> Given problem
Find the word "NETWORKS" in the records below. List each line containing it.

>> start Material for this exercise

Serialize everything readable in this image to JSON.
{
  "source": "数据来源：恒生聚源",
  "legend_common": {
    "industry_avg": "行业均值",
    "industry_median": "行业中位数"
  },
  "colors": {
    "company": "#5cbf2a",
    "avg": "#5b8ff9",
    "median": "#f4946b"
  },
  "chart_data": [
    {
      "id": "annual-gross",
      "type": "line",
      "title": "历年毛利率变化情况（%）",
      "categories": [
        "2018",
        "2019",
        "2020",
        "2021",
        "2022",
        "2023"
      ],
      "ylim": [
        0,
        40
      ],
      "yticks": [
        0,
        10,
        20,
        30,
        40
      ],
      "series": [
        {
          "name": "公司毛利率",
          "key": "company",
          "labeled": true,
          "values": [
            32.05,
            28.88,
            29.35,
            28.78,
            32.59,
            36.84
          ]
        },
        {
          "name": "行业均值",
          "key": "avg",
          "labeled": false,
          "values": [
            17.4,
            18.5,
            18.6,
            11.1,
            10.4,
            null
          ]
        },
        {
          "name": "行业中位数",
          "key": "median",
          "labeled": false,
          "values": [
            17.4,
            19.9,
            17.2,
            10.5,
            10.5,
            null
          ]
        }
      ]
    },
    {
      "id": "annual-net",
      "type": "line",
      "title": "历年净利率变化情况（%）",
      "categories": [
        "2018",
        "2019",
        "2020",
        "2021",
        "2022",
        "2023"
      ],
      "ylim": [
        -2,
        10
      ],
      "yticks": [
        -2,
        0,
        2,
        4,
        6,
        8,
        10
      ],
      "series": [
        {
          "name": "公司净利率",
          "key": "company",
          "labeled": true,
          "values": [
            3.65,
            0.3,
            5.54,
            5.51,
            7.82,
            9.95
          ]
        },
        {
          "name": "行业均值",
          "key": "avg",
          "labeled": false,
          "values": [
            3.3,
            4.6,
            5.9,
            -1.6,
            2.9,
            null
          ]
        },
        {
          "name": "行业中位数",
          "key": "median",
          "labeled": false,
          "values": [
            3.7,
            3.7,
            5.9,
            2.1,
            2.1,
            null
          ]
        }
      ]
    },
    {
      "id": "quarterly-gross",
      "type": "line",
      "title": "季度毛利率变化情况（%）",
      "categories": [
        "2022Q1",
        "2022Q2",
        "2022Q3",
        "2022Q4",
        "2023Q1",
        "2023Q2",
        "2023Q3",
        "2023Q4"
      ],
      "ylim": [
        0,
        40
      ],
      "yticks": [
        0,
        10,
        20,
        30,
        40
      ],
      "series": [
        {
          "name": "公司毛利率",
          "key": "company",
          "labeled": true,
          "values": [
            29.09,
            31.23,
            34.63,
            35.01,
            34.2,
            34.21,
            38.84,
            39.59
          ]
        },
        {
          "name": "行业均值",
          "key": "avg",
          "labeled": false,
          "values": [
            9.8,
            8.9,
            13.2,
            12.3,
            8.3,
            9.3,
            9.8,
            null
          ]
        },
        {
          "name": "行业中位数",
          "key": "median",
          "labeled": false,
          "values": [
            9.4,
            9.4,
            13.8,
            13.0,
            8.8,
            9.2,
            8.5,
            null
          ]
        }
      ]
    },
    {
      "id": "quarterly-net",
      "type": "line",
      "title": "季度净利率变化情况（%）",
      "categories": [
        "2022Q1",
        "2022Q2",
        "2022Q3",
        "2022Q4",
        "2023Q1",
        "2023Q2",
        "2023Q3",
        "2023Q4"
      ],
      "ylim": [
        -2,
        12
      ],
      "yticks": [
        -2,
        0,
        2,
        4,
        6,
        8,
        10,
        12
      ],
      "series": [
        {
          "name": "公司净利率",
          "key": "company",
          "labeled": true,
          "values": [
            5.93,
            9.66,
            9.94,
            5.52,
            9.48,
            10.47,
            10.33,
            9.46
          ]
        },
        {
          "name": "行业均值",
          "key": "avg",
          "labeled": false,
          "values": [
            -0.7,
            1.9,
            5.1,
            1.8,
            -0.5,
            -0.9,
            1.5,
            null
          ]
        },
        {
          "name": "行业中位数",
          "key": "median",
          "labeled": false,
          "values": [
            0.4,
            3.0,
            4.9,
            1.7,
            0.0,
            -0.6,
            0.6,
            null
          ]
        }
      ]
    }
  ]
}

>> end Material for this exercise
>> start Material for this exercise

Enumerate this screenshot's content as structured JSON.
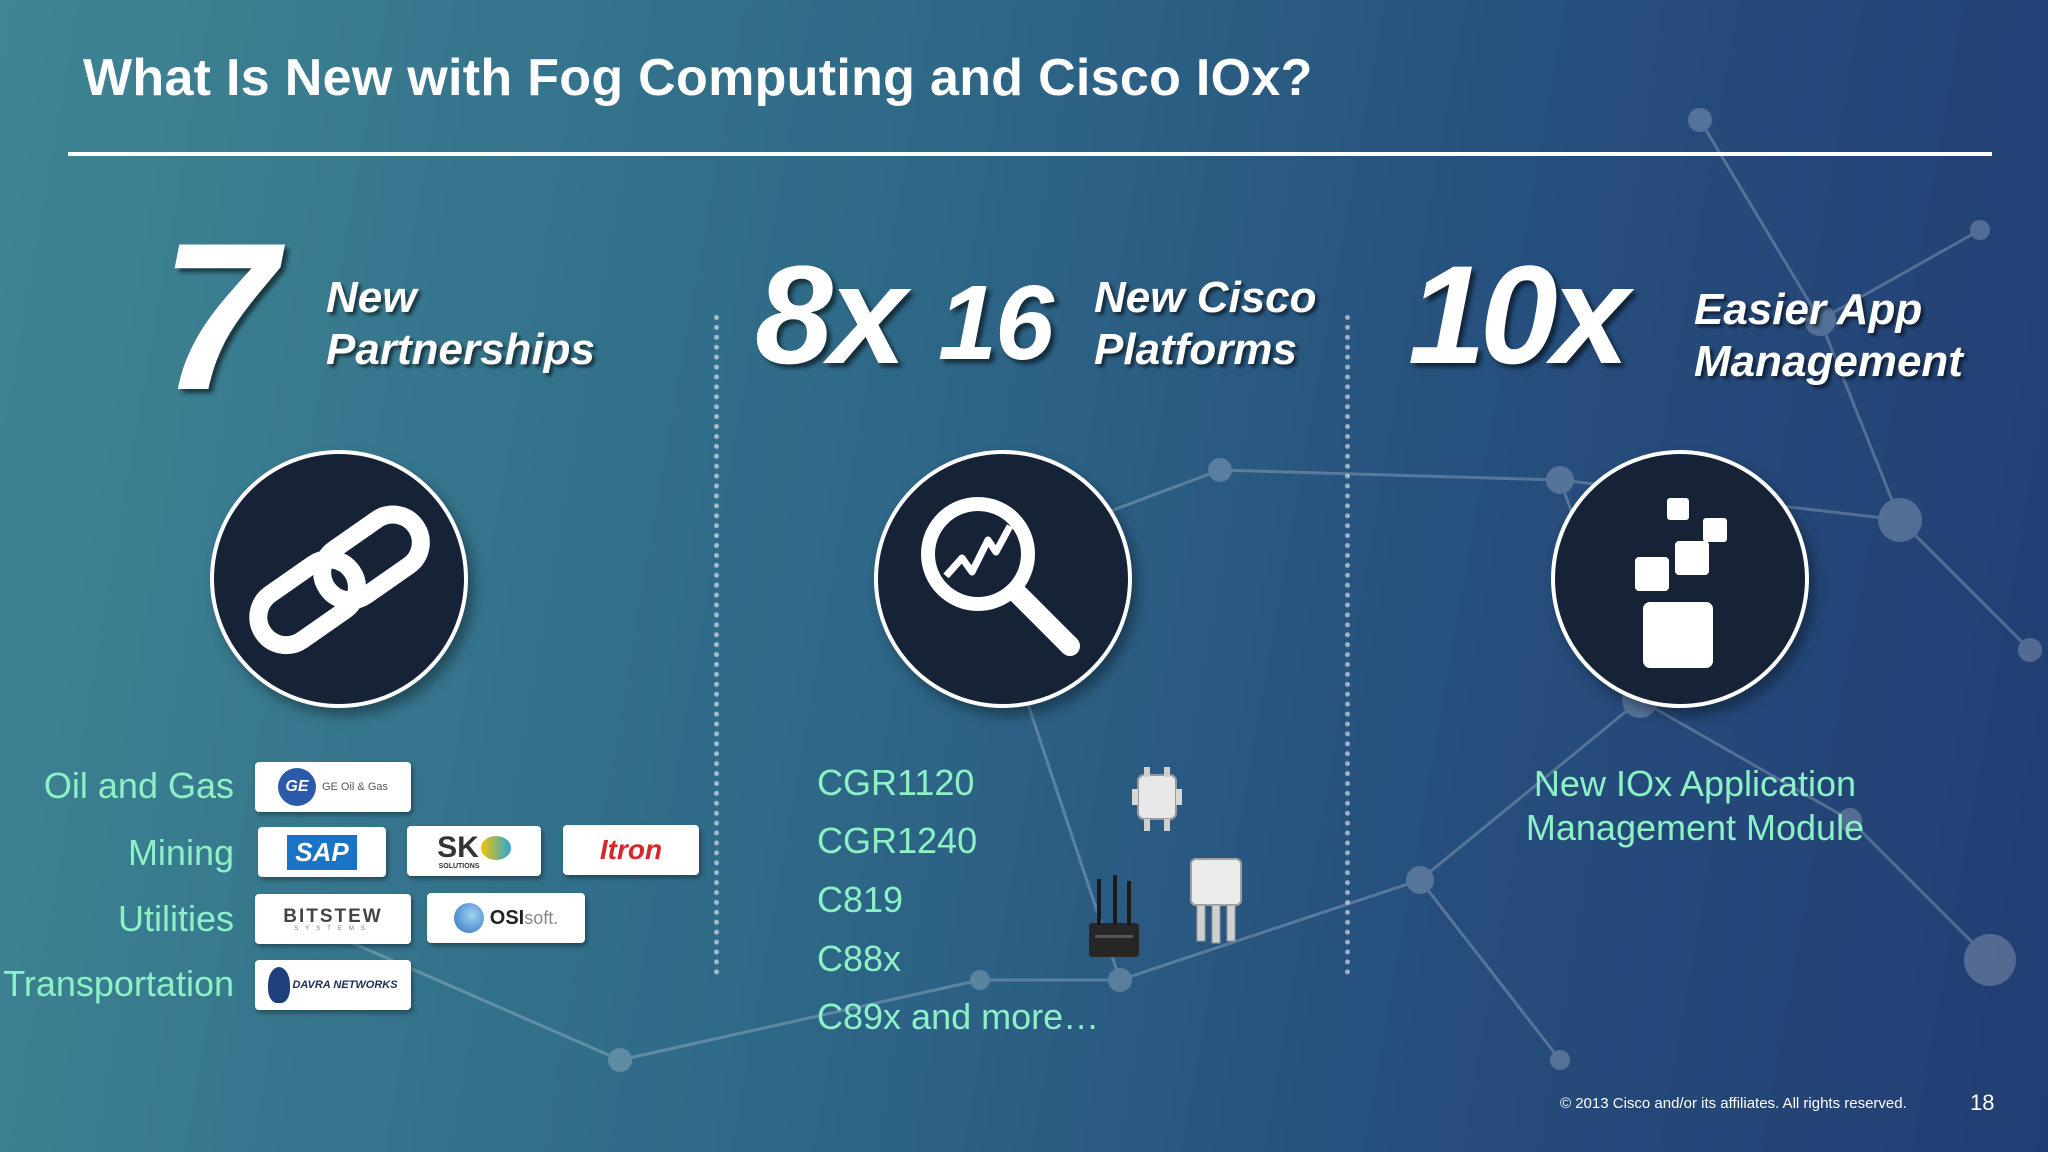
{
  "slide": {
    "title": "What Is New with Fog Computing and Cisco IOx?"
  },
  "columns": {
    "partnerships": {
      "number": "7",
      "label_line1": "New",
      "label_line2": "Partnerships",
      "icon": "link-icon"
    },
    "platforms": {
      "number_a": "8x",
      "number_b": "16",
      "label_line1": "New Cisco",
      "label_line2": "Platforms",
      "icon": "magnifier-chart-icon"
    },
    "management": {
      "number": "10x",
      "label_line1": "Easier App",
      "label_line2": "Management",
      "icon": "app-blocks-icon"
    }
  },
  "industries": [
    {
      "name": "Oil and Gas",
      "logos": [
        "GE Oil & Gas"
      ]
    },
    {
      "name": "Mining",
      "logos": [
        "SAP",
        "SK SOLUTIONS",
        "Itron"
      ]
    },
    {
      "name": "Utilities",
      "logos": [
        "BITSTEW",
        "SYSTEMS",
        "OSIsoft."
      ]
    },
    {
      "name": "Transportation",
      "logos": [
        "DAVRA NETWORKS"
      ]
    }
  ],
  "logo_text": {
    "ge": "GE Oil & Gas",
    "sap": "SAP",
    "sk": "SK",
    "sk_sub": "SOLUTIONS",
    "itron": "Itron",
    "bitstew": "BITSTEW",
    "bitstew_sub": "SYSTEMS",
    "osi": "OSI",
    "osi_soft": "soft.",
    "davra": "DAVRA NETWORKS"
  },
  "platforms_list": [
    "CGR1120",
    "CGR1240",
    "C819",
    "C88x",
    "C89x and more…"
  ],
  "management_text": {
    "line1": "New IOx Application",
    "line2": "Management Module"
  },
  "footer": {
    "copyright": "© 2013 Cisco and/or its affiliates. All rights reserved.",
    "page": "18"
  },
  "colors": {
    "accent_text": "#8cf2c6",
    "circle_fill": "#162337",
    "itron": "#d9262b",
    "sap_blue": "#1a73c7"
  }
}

>> end Material for this exercise

> Response to the exercise
        "DAVRA NETWORKS"
    "davra": "DAVRA NETWORKS"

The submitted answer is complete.